* Selected passage
++++
[R] analysis of data with observation weights
Thomas Lumley
tlumley at u.washington.edu
Fri Nov 15 16:35:13 CET 2002
On Thu, 14 Nov 2002, John Fox wrote:
> Dear Michal,
>
> As far as I know (and I'd be happy to be wrong), there's no *general* way
> of introducing case weights in R. The glm function, however, accommodates
> case weights via its weights argument, and this might be sufficient to do
> what you want to do. You'll have to be careful with inferences, though.
>
The weights argument to lm and glm will give the right point estimates.
The standard errors will potentially be wrong. This can be fixed with
`sandwich' standard errors, so one option is to use gee() with each
observation being in a `group' on its own. Similarly, the `robust'
standard errors in coxph() will allow probability-weighted survival
analyses.
++++
* Provided data
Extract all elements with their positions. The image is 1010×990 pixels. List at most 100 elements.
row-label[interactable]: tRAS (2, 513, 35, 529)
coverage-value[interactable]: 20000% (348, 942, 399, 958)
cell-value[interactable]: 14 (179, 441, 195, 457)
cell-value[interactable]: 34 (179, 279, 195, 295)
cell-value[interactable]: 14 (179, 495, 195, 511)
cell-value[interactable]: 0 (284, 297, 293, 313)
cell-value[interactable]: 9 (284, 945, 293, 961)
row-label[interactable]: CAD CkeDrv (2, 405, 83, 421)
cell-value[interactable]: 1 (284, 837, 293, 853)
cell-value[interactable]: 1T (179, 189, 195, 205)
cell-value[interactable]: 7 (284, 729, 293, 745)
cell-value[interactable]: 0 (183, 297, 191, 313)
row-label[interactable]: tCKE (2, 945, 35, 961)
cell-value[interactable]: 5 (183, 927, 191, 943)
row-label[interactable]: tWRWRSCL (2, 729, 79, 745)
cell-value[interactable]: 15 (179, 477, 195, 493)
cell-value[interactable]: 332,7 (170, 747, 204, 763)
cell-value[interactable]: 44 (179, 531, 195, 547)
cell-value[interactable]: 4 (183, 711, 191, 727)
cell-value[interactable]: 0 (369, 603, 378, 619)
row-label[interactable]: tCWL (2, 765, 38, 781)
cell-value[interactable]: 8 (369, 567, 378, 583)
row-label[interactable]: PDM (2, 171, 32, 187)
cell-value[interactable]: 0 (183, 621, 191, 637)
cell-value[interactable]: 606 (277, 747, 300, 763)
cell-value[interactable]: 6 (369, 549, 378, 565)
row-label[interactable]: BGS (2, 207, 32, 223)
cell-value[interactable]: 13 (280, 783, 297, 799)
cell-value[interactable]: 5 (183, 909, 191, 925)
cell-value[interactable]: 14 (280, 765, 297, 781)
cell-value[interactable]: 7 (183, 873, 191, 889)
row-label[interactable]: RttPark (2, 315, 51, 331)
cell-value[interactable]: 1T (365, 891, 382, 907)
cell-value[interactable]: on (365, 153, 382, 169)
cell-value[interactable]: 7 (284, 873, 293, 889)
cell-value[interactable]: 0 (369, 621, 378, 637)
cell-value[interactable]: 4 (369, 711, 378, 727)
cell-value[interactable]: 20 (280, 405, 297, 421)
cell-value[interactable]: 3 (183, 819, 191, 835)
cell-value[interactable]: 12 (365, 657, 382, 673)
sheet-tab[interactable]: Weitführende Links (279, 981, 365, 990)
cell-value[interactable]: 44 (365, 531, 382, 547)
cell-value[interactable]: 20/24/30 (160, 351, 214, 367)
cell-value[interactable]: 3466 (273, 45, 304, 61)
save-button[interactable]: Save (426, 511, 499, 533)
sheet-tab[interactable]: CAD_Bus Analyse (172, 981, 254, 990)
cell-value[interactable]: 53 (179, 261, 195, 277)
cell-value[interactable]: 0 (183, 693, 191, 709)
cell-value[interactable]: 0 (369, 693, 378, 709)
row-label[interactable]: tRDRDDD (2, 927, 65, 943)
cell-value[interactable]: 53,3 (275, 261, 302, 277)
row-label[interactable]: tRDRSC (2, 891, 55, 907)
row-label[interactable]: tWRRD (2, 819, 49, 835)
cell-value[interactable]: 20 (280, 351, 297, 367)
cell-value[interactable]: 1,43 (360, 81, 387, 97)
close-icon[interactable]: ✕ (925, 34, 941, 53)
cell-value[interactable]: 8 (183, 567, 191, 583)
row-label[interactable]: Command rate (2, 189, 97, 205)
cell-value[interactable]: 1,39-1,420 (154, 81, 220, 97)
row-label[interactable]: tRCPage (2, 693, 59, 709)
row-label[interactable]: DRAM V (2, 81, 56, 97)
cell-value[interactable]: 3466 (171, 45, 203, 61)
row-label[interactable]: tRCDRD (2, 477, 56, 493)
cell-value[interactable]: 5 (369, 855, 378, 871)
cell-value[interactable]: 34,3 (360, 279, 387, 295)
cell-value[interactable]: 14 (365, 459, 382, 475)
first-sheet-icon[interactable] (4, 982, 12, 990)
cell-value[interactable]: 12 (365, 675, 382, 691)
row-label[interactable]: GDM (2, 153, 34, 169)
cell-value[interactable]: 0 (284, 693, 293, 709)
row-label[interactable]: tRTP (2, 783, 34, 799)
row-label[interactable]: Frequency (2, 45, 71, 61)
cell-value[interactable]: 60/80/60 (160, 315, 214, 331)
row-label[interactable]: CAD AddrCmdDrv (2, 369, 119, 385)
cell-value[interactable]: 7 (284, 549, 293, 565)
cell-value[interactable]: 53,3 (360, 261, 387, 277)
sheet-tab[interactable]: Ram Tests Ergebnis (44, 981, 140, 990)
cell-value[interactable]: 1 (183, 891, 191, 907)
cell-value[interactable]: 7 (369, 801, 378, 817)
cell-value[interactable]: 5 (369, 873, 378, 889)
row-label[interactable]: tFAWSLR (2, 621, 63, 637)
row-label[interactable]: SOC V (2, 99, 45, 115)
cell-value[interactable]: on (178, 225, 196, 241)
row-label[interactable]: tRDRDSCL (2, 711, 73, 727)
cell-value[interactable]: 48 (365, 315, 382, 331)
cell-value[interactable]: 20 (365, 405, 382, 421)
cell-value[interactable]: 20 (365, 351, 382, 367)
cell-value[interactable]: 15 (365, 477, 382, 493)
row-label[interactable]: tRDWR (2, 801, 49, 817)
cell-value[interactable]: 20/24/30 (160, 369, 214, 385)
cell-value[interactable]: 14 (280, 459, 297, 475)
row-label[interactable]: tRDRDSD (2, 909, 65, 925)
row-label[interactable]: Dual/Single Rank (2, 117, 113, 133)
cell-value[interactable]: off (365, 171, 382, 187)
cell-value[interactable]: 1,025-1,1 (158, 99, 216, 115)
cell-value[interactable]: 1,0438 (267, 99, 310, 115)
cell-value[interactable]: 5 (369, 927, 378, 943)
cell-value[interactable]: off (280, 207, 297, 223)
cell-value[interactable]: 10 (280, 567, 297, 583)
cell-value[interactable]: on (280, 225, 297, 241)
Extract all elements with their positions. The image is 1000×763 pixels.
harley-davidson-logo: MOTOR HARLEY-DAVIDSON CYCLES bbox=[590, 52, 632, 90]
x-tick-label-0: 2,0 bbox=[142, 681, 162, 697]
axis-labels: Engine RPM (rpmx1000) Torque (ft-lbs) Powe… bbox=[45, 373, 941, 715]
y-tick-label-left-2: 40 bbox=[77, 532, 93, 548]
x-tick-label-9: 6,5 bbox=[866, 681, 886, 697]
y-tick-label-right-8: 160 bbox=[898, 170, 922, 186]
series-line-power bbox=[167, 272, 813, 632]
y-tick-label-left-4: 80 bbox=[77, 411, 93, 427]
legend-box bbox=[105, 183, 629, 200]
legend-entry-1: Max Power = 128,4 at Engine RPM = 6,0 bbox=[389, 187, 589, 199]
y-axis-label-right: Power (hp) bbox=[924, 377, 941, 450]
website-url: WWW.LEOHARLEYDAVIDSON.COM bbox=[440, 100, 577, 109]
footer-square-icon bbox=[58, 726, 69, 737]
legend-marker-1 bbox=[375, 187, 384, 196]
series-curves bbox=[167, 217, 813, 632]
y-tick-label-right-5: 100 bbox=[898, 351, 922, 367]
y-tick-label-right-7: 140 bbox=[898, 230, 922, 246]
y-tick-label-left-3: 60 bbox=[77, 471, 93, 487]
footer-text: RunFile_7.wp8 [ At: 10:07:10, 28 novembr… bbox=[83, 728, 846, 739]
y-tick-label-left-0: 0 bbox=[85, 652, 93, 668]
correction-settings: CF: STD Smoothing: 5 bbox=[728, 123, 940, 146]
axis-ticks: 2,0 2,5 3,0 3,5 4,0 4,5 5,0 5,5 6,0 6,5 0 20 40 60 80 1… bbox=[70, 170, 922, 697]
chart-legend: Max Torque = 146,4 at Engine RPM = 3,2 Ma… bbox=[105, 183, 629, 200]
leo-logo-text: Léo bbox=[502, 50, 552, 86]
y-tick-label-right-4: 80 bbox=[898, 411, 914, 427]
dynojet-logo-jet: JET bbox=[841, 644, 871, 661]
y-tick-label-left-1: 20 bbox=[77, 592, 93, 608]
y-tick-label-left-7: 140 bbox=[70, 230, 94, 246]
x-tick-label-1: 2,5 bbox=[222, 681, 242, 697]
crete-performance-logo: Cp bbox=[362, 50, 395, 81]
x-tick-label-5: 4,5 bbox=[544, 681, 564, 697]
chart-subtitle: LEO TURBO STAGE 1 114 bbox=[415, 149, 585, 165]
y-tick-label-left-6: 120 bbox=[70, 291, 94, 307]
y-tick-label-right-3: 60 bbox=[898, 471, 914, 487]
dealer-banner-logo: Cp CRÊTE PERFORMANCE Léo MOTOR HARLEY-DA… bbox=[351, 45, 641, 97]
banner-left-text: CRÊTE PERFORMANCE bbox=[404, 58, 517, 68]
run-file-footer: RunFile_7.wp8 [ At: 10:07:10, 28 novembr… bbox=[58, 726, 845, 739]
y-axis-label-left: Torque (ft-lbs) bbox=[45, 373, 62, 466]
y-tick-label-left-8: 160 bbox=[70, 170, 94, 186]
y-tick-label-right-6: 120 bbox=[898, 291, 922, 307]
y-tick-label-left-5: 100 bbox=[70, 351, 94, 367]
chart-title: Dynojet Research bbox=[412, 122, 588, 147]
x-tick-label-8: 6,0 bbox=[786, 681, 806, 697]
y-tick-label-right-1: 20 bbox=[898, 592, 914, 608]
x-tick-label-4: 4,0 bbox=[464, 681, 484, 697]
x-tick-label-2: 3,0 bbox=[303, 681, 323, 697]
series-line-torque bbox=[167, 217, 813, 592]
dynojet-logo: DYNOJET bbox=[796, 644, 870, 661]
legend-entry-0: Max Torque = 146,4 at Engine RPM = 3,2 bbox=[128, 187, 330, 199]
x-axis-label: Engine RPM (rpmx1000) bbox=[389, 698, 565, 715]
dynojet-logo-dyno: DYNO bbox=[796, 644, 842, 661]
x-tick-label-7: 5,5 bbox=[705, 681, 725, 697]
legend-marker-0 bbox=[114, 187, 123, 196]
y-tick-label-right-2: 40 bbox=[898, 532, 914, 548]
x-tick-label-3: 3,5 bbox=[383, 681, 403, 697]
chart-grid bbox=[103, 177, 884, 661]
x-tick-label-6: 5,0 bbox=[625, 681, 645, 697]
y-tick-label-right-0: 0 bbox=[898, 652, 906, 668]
++++
* Written exercise
Answer these questions about the post on observation weights in R:
(a) Which function does John Fox say accommodates case weights through its weights argument?
(b) What does the reply say the weights argument to lm and glm will get right?
(c) What do the robust standard errors in coxph() allow?

* Result of the task
(a) The glm function.
(b) The point estimates.
(c) Probability-weighted survival analyses.